● Aim
Output every record word for word.

== Source material

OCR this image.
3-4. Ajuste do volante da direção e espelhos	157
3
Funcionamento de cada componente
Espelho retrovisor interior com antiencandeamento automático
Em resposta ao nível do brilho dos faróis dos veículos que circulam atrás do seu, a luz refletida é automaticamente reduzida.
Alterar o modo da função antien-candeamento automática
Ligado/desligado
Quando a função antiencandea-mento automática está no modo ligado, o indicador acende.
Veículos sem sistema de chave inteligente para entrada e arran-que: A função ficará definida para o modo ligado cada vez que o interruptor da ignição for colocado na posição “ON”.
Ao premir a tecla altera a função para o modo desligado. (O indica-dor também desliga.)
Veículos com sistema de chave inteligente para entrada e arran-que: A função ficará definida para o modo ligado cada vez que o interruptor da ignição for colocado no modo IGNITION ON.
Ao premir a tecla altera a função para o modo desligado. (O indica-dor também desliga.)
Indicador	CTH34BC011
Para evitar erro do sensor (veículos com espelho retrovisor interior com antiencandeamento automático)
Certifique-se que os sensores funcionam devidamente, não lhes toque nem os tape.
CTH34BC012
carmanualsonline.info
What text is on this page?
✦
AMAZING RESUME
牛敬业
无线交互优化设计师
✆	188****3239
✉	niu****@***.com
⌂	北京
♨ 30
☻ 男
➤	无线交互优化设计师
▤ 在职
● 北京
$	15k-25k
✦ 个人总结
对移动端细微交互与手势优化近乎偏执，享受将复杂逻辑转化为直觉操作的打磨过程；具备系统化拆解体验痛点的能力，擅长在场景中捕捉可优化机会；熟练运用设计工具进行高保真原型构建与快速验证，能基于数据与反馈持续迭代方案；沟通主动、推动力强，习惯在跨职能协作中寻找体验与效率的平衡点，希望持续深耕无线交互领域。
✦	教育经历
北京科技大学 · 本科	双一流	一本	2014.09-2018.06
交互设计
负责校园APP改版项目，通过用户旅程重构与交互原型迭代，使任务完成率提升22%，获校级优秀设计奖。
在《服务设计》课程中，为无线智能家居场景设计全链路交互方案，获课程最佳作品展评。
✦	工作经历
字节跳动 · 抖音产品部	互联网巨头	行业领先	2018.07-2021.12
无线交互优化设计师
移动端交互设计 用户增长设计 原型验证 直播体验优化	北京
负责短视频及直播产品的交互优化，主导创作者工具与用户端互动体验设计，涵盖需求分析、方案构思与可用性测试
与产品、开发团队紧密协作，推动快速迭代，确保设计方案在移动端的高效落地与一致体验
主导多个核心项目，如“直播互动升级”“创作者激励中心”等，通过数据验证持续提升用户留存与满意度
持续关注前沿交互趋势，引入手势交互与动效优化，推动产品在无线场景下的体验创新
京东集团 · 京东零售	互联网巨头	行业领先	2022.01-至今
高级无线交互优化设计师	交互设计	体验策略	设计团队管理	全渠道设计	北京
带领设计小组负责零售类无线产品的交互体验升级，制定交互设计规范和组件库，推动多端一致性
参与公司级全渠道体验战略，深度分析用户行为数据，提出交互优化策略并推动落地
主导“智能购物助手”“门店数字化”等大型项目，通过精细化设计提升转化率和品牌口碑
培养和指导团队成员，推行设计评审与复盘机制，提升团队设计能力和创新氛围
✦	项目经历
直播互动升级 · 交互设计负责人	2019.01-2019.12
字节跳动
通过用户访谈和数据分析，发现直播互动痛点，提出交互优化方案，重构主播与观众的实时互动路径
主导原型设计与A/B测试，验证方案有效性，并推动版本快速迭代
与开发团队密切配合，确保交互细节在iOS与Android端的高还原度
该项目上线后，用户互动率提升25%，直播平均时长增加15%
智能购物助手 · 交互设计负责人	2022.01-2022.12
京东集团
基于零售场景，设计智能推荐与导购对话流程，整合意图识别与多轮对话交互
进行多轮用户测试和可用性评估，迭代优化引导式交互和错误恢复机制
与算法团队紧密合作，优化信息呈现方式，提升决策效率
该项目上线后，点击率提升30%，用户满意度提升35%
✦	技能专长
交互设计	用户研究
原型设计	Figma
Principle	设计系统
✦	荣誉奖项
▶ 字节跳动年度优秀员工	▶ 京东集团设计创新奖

====

● Response below
OCR this image.
3-4. Ajuste do volante da direção e espelhos	157
3
Funcionamento de cada componente
Espelho retrovisor interior com antiencandeamento automático
Em resposta ao nível do brilho dos faróis dos veículos que circulam atrás do seu, a luz refletida é automaticamente reduzida.
Alterar o modo da função antien-candeamento automática
Ligado/desligado
Quando a função antiencandea-mento automática está no modo ligado, o indicador acende.
Veículos sem sistema de chave inteligente para entrada e arran-que: A função ficará definida para o modo ligado cada vez que o interruptor da ignição for colocado na posição “ON”.
Ao premir a tecla altera a função para o modo desligado. (O indica-dor também desliga.)
Veículos com sistema de chave inteligente para entrada e arran-que: A função ficará definida para o modo ligado cada vez que o interruptor da ignição for colocado no modo IGNITION ON.
Ao premir a tecla altera a função para o modo desligado. (O indica-dor também desliga.)
Indicador	CTH34BC011
Para evitar erro do sensor (veículos com espelho retrovisor interior com antiencandeamento automático)
Certifique-se que os sensores funcionam devidamente, não lhes toque nem os tape.
CTH34BC012
carmanualsonline.info
What text is on this page?
✦
AMAZING RESUME
牛敬业
无线交互优化设计师
✆	188****3239
✉	niu****@***.com
⌂	北京
♨ 30
☻ 男
➤	无线交互优化设计师
▤ 在职
● 北京
$	15k-25k
✦ 个人总结
对移动端细微交互与手势优化近乎偏执，享受将复杂逻辑转化为直觉操作的打磨过程；具备系统化拆解体验痛点的能力，擅长在场景中捕捉可优化机会；熟练运用设计工具进行高保真原型构建与快速验证，能基于数据与反馈持续迭代方案；沟通主动、推动力强，习惯在跨职能协作中寻找体验与效率的平衡点，希望持续深耕无线交互领域。
✦	教育经历
北京科技大学 · 本科	双一流	一本	2014.09-2018.06
交互设计
负责校园APP改版项目，通过用户旅程重构与交互原型迭代，使任务完成率提升22%，获校级优秀设计奖。
在《服务设计》课程中，为无线智能家居场景设计全链路交互方案，获课程最佳作品展评。
✦	工作经历
字节跳动 · 抖音产品部	互联网巨头	行业领先	2018.07-2021.12
无线交互优化设计师
移动端交互设计 用户增长设计 原型验证 直播体验优化	北京
负责短视频及直播产品的交互优化，主导创作者工具与用户端互动体验设计，涵盖需求分析、方案构思与可用性测试
与产品、开发团队紧密协作，推动快速迭代，确保设计方案在移动端的高效落地与一致体验
主导多个核心项目，如“直播互动升级”“创作者激励中心”等，通过数据验证持续提升用户留存与满意度
持续关注前沿交互趋势，引入手势交互与动效优化，推动产品在无线场景下的体验创新
京东集团 · 京东零售	互联网巨头	行业领先	2022.01-至今
高级无线交互优化设计师	交互设计	体验策略	设计团队管理	全渠道设计	北京
带领设计小组负责零售类无线产品的交互体验升级，制定交互设计规范和组件库，推动多端一致性
参与公司级全渠道体验战略，深度分析用户行为数据，提出交互优化策略并推动落地
主导“智能购物助手”“门店数字化”等大型项目，通过精细化设计提升转化率和品牌口碑
培养和指导团队成员，推行设计评审与复盘机制，提升团队设计能力和创新氛围
✦	项目经历
直播互动升级 · 交互设计负责人	2019.01-2019.12
字节跳动
通过用户访谈和数据分析，发现直播互动痛点，提出交互优化方案，重构主播与观众的实时互动路径
主导原型设计与A/B测试，验证方案有效性，并推动版本快速迭代
与开发团队密切配合，确保交互细节在iOS与Android端的高还原度
该项目上线后，用户互动率提升25%，直播平均时长增加15%
智能购物助手 · 交互设计负责人	2022.01-2022.12
京东集团
基于零售场景，设计智能推荐与导购对话流程，整合意图识别与多轮对话交互
进行多轮用户测试和可用性评估，迭代优化引导式交互和错误恢复机制
与算法团队紧密合作，优化信息呈现方式，提升决策效率
该项目上线后，点击率提升30%，用户满意度提升35%
✦	技能专长
交互设计	用户研究
原型设计	Figma
Principle	设计系统
✦	荣誉奖项
▶ 字节跳动年度优秀员工	▶ 京东集团设计创新奖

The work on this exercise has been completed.